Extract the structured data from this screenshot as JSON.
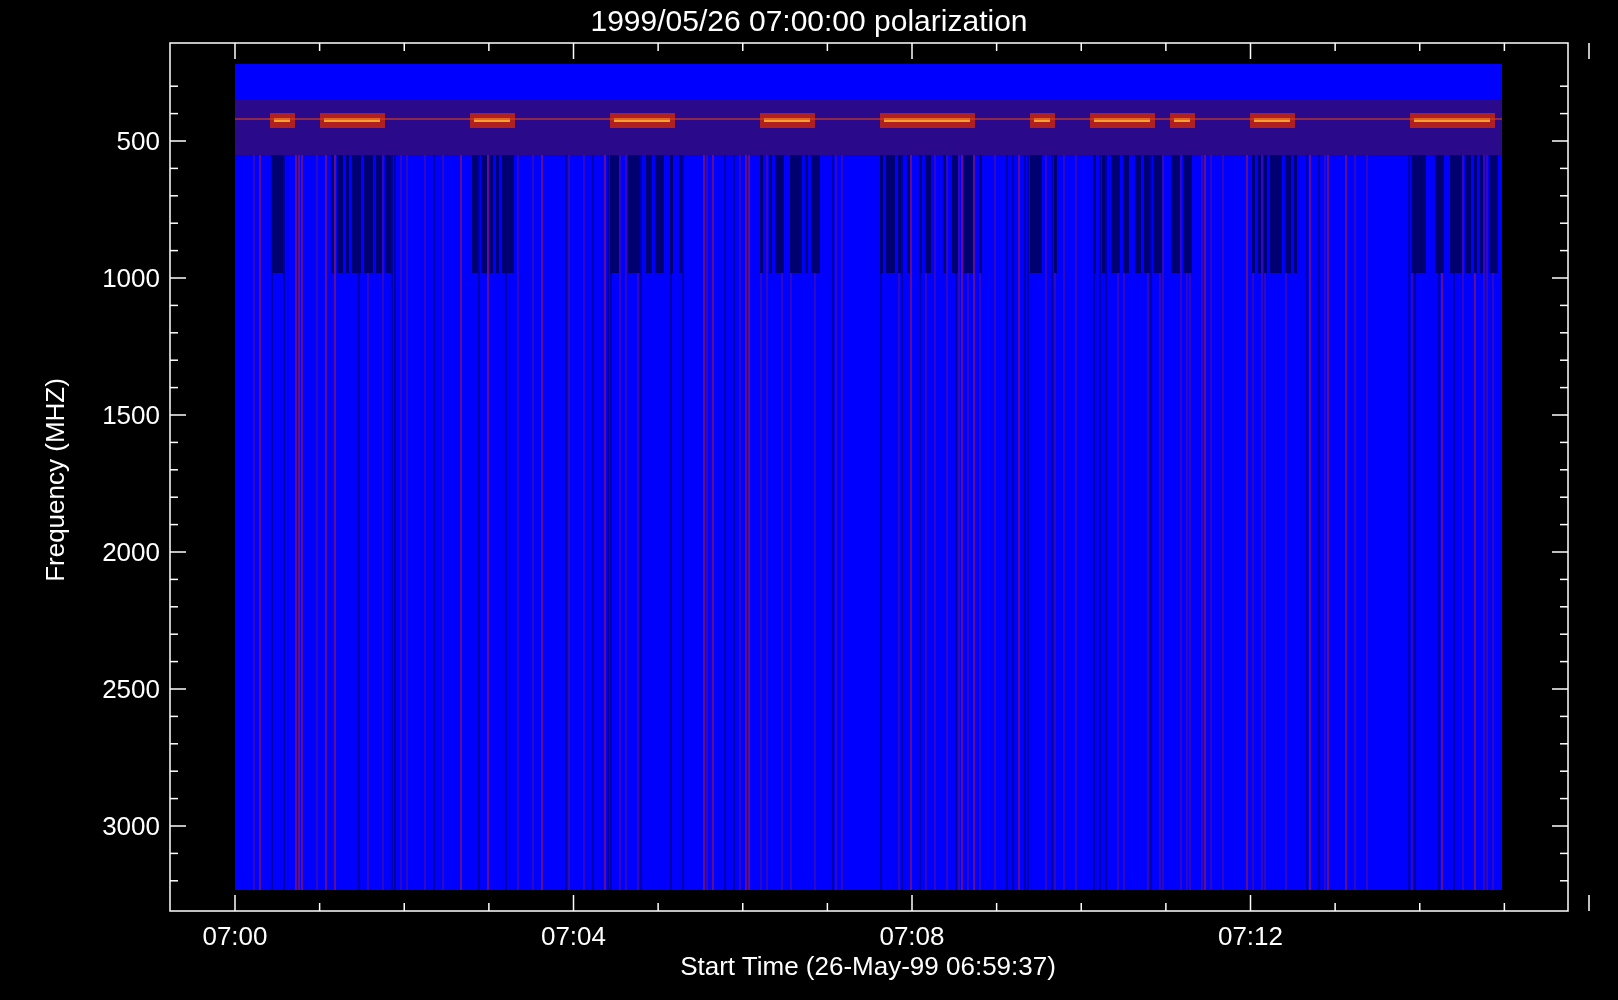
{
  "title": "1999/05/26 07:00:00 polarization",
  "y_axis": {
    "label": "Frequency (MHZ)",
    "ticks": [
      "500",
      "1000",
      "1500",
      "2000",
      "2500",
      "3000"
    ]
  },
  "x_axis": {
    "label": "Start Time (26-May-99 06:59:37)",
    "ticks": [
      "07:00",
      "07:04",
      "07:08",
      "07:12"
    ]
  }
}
☆ ☆ ☆ ☆
**Your goal:**
Write the listing out a second time exactly, dropping all images.

**The completed task:**
Extract the structured data from this screenshot as JSON.
{
  "title": "1999/05/26 07:00:00 polarization",
  "y_axis": {
    "label": "Frequency (MHZ)",
    "ticks": [
      "500",
      "1000",
      "1500",
      "2000",
      "2500",
      "3000"
    ]
  },
  "x_axis": {
    "label": "Start Time (26-May-99 06:59:37)",
    "ticks": [
      "07:00",
      "07:04",
      "07:08",
      "07:12"
    ]
  }
}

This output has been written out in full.